INSTRUCTIONS FOR THE TASK: Look through the records that follow. Copy every line containing the word "heading".

-- START ENTRIES PROVIDED --

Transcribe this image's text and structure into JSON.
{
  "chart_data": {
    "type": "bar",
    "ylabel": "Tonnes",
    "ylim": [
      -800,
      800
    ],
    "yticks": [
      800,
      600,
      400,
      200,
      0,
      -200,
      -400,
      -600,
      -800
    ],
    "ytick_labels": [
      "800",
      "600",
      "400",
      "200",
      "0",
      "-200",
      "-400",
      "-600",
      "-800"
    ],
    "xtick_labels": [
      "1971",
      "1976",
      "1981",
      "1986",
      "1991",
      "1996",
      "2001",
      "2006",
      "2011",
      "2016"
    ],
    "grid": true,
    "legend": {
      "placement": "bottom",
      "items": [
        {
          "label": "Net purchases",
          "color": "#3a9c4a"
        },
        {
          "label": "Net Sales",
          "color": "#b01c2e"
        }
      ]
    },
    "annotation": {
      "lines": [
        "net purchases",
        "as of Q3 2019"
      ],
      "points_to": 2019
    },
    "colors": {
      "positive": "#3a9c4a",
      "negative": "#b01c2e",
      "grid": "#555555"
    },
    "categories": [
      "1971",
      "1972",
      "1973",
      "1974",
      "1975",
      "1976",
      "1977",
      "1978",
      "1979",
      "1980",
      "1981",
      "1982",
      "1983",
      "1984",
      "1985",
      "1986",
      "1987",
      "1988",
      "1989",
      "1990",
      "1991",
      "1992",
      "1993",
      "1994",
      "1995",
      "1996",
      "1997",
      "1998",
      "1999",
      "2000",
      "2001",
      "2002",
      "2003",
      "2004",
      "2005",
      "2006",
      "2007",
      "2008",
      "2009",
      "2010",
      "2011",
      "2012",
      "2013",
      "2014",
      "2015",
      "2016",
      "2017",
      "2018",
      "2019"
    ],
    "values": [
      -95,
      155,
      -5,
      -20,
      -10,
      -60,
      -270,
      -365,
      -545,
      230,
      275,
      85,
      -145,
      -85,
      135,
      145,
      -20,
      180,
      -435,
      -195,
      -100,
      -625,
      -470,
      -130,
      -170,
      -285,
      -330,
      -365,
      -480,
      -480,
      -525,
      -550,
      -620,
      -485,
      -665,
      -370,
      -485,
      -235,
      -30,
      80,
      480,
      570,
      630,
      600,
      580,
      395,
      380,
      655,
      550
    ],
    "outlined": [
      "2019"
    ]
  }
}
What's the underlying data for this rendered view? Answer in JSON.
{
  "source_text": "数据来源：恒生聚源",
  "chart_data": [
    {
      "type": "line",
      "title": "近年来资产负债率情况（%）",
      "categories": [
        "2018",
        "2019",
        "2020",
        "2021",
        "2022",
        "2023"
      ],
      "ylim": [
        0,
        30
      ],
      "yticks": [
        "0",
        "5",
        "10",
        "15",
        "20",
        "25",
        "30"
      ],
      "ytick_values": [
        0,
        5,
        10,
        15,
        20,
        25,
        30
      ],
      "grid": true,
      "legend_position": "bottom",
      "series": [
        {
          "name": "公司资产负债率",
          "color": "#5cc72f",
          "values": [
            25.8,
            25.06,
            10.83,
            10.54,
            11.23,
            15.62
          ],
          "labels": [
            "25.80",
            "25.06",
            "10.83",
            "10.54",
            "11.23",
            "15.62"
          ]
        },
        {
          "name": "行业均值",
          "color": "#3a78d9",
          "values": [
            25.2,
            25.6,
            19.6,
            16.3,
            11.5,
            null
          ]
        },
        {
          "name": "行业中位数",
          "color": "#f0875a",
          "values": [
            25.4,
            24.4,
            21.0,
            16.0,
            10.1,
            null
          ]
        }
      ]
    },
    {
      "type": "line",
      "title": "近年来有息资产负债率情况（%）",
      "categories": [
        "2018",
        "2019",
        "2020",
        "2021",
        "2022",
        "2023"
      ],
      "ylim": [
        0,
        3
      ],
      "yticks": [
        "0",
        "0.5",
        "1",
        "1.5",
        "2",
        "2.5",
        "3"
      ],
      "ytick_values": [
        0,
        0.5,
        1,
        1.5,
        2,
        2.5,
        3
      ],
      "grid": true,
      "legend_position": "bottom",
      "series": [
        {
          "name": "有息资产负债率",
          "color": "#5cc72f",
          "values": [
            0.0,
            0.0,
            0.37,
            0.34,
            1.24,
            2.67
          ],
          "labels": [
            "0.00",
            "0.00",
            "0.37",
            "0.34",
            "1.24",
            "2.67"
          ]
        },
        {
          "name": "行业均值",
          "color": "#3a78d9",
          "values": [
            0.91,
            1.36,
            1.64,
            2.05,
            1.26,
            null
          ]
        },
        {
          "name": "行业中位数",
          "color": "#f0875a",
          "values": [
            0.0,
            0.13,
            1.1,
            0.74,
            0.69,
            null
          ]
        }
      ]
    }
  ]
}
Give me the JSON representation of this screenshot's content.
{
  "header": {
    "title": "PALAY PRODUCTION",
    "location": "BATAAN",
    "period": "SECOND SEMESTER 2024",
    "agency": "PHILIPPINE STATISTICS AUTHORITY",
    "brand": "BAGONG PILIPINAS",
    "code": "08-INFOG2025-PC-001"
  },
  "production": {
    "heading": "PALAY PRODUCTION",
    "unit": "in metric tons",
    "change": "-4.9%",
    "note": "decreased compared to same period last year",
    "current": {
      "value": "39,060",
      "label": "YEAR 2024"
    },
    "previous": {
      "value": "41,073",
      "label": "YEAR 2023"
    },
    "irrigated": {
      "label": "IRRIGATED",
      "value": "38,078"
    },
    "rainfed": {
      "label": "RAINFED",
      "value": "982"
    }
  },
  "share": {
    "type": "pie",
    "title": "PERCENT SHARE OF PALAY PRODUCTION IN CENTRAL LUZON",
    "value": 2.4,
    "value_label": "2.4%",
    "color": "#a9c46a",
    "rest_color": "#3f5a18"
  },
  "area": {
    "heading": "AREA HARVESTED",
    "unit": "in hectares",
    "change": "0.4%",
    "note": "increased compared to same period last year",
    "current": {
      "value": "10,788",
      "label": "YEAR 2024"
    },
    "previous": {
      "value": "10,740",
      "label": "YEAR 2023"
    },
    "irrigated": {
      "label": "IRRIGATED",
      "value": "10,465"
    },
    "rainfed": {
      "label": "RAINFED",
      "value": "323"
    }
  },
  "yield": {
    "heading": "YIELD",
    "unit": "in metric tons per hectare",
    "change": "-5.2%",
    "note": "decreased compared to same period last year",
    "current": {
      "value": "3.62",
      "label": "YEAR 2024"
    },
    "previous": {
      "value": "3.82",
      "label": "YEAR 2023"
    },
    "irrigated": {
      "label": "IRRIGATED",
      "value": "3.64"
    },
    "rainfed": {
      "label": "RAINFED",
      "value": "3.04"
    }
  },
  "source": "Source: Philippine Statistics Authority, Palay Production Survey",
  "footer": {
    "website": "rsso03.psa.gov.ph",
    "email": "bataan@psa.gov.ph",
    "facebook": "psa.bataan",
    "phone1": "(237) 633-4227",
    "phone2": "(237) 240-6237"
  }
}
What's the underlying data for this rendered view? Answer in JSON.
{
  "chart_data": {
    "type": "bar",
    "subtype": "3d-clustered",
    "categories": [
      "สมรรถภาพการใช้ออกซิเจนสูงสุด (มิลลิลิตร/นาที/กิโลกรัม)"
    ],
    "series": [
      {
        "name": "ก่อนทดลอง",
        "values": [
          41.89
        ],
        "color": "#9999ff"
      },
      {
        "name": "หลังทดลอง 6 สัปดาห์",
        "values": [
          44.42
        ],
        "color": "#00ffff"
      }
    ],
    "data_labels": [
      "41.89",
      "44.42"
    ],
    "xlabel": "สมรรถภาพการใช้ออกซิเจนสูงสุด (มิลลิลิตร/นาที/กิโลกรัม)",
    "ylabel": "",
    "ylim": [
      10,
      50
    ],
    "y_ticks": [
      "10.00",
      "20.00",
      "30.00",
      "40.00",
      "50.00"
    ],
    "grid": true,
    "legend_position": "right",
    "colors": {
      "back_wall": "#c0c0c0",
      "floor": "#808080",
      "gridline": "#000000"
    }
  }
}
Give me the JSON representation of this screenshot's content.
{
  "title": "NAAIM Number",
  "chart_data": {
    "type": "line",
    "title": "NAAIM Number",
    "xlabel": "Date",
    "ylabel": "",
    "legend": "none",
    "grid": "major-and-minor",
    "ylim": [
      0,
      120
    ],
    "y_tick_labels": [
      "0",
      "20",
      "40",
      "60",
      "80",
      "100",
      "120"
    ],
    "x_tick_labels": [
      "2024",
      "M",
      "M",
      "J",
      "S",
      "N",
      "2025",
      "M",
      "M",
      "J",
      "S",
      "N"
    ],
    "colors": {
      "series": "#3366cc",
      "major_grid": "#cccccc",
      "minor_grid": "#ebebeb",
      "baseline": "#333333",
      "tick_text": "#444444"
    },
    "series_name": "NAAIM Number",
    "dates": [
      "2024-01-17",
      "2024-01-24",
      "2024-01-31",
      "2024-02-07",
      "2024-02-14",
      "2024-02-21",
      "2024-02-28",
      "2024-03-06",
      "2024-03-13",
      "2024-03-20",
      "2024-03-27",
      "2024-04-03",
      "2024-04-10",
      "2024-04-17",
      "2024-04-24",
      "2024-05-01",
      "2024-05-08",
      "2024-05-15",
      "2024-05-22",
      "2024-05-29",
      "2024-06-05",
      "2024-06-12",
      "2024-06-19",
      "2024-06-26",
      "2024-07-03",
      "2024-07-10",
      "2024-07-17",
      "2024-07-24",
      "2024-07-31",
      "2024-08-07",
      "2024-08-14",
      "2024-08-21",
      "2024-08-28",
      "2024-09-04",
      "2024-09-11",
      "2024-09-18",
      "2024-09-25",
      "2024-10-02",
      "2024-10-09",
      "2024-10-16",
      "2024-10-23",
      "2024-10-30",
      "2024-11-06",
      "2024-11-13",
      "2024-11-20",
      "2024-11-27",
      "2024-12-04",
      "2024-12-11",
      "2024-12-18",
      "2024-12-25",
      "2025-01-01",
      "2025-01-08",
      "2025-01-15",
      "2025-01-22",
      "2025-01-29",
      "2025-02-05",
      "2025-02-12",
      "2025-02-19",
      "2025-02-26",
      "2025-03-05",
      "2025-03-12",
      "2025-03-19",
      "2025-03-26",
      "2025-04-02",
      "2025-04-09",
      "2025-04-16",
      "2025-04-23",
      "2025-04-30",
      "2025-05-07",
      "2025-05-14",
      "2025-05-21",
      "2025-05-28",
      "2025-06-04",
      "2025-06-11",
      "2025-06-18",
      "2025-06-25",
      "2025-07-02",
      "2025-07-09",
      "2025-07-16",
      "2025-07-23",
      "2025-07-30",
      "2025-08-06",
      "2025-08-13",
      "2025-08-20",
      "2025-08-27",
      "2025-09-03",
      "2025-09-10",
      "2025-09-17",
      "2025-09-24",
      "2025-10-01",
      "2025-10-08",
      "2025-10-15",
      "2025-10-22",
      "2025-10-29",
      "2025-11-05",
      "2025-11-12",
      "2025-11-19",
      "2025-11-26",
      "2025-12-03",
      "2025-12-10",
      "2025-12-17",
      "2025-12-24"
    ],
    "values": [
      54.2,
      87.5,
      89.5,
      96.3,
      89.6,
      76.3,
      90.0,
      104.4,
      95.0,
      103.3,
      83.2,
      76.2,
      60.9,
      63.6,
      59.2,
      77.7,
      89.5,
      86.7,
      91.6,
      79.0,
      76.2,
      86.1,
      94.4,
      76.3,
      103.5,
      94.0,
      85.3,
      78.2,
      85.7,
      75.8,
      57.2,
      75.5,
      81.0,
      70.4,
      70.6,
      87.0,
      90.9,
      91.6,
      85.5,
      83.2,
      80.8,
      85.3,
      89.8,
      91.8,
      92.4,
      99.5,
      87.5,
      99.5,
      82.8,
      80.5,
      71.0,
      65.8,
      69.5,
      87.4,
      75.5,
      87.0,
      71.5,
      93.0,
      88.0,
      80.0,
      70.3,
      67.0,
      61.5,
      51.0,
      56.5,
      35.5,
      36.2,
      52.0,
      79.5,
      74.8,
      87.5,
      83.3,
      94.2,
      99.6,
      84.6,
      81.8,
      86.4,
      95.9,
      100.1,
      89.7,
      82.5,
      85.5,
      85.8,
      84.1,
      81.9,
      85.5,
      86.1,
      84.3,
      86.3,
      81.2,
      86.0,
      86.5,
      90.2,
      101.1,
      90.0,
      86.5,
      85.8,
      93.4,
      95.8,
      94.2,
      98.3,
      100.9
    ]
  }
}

-- END ENTRIES PROVIDED --

ANSWER IN FULL:
    "heading": "PALAY PRODUCTION",
    "heading": "AREA HARVESTED",
    "heading": "YIELD",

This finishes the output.